══ DATA TO PROCESS ══
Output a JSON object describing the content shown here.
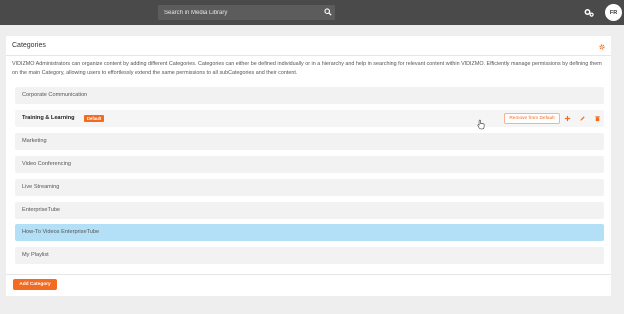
{
  "header": {
    "search_placeholder": "Search in Media Library",
    "avatar_initials": "FR"
  },
  "panel": {
    "title": "Categories",
    "description": "VIDIZMO Administrators can organize content by adding different Categories. Categories can either be defined individually or in a hierarchy and help in searching for relevant content within VIDIZMO. Efficiently manage permissions by defining them on the main Category, allowing users to effortlessly extend the same permissions to all subCategories and their content."
  },
  "categories": [
    {
      "label": "Corporate Communication"
    },
    {
      "label": "Training & Learning",
      "badge": "Default",
      "remove_default_label": "Remove from Default"
    },
    {
      "label": "Marketing"
    },
    {
      "label": "Video Conferencing"
    },
    {
      "label": "Live Streaming"
    },
    {
      "label": "EnterpriseTube"
    },
    {
      "label": "How-To Videos EnterpriseTube"
    },
    {
      "label": "My Playlist"
    }
  ],
  "footer": {
    "add_category_label": "Add Category"
  },
  "colors": {
    "accent": "#f26b21",
    "topbar": "#4a4a4a",
    "highlight": "#b3e0f6"
  }
}
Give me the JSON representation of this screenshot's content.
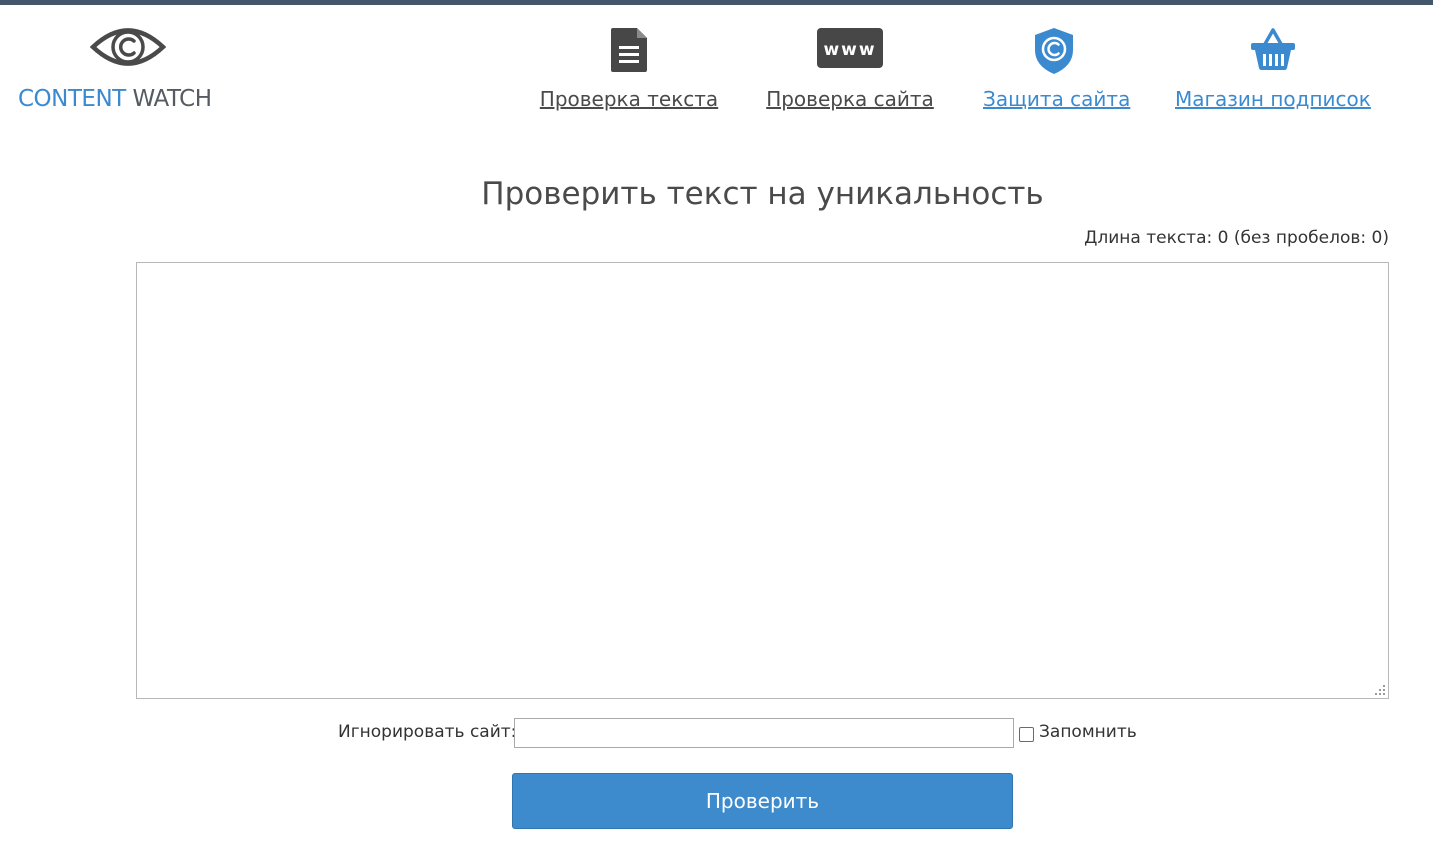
{
  "logo": {
    "word1": "CONTENT",
    "word2": "WATCH",
    "icon": "eye-copyright-icon",
    "color_primary": "#3b8ad0",
    "color_secondary": "#555b62"
  },
  "nav": [
    {
      "label": "Проверка текста",
      "icon": "document-icon",
      "style": "dark"
    },
    {
      "label": "Проверка сайта",
      "icon": "www-icon",
      "style": "dark"
    },
    {
      "label": "Защита сайта",
      "icon": "shield-copyright-icon",
      "style": "blue"
    },
    {
      "label": "Магазин подписок",
      "icon": "basket-icon",
      "style": "blue"
    }
  ],
  "main": {
    "title": "Проверить текст на уникальность",
    "text_length_label": "Длина текста: 0 (без пробелов: 0)",
    "textarea_value": "",
    "ignore_label": "Игнорировать сайт:",
    "ignore_value": "",
    "remember_label": "Запомнить",
    "remember_checked": false,
    "submit_label": "Проверить"
  },
  "colors": {
    "accent": "#3d8bcd",
    "link_blue": "#3b8ad0",
    "header_strip": "#44576a",
    "dark_icon": "#474747"
  }
}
═══
Search the records for the word "Category" and copy every line where it occurs.

    "description": "VIDIZMO Administrators can organize content by adding different Categories. Categories can either be defined individually or in a hierarchy and help in searching for relevant content within VIDIZMO. Efficiently manage permissions by defining them on the main Category, allowing users to effortlessly extend the same permissions to all subCategories and their content."
    "add_category_label": "Add Category"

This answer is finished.